* Stated goal
Each record must be retyped in full. No character may differ.

*-*-*

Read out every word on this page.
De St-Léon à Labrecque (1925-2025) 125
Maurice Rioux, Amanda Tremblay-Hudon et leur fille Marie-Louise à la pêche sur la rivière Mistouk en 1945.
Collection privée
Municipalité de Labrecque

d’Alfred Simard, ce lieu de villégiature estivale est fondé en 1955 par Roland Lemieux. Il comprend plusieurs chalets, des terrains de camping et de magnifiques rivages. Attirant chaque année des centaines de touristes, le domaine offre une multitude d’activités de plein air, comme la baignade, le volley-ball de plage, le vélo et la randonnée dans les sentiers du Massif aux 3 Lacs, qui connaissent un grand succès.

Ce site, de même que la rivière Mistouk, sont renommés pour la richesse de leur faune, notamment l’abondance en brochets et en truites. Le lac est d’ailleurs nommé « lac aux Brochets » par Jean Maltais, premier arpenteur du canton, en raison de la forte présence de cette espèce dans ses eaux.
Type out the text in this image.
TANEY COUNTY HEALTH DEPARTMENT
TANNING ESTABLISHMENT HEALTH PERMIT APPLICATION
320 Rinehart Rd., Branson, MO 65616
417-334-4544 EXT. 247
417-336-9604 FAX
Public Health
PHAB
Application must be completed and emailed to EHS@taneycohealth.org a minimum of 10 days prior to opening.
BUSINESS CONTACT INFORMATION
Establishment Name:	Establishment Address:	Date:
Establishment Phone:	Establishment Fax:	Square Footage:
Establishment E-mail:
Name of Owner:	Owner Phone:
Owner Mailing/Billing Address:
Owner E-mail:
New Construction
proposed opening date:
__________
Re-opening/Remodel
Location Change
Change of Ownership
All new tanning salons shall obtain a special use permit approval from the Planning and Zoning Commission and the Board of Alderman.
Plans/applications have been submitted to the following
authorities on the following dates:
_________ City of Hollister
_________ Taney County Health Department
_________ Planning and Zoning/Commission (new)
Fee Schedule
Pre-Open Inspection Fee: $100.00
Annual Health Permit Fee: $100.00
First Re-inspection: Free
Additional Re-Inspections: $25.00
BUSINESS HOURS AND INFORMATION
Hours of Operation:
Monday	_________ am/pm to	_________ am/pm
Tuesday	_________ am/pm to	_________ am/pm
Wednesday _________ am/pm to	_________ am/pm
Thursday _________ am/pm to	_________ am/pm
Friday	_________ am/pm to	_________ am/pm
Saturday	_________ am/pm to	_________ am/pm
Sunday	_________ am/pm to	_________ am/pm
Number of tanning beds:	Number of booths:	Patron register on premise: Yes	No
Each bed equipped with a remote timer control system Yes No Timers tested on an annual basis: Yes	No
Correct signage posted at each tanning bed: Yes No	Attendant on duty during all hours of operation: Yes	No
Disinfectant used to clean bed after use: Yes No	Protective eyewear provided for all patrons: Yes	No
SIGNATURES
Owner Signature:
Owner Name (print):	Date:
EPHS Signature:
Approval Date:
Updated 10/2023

*-*-*

* Response to the exercise
Read out every word on this page.
De St-Léon à Labrecque (1925-2025) 125
Maurice Rioux, Amanda Tremblay-Hudon et leur fille Marie-Louise à la pêche sur la rivière Mistouk en 1945.
Collection privée
Municipalité de Labrecque

d’Alfred Simard, ce lieu de villégiature estivale est fondé en 1955 par Roland Lemieux. Il comprend plusieurs chalets, des terrains de camping et de magnifiques rivages. Attirant chaque année des centaines de touristes, le domaine offre une multitude d’activités de plein air, comme la baignade, le volley-ball de plage, le vélo et la randonnée dans les sentiers du Massif aux 3 Lacs, qui connaissent un grand succès.

Ce site, de même que la rivière Mistouk, sont renommés pour la richesse de leur faune, notamment l’abondance en brochets et en truites. Le lac est d’ailleurs nommé « lac aux Brochets » par Jean Maltais, premier arpenteur du canton, en raison de la forte présence de cette espèce dans ses eaux.
Type out the text in this image.
TANEY COUNTY HEALTH DEPARTMENT
TANNING ESTABLISHMENT HEALTH PERMIT APPLICATION
320 Rinehart Rd., Branson, MO 65616
417-334-4544 EXT. 247
417-336-9604 FAX
Public Health
PHAB
Application must be completed and emailed to EHS@taneycohealth.org a minimum of 10 days prior to opening.
BUSINESS CONTACT INFORMATION
Establishment Name:	Establishment Address:	Date:
Establishment Phone:	Establishment Fax:	Square Footage:
Establishment E-mail:
Name of Owner:	Owner Phone:
Owner Mailing/Billing Address:
Owner E-mail:
New Construction
proposed opening date:
__________
Re-opening/Remodel
Location Change
Change of Ownership
All new tanning salons shall obtain a special use permit approval from the Planning and Zoning Commission and the Board of Alderman.
Plans/applications have been submitted to the following
authorities on the following dates:
_________ City of Hollister
_________ Taney County Health Department
_________ Planning and Zoning/Commission (new)
Fee Schedule
Pre-Open Inspection Fee: $100.00
Annual Health Permit Fee: $100.00
First Re-inspection: Free
Additional Re-Inspections: $25.00
BUSINESS HOURS AND INFORMATION
Hours of Operation:
Monday	_________ am/pm to	_________ am/pm
Tuesday	_________ am/pm to	_________ am/pm
Wednesday _________ am/pm to	_________ am/pm
Thursday _________ am/pm to	_________ am/pm
Friday	_________ am/pm to	_________ am/pm
Saturday	_________ am/pm to	_________ am/pm
Sunday	_________ am/pm to	_________ am/pm
Number of tanning beds:	Number of booths:	Patron register on premise: Yes	No
Each bed equipped with a remote timer control system Yes No Timers tested on an annual basis: Yes	No
Correct signage posted at each tanning bed: Yes No	Attendant on duty during all hours of operation: Yes	No
Disinfectant used to clean bed after use: Yes No	Protective eyewear provided for all patrons: Yes	No
SIGNATURES
Owner Signature:
Owner Name (print):	Date:
EPHS Signature:
Approval Date:
Updated 10/2023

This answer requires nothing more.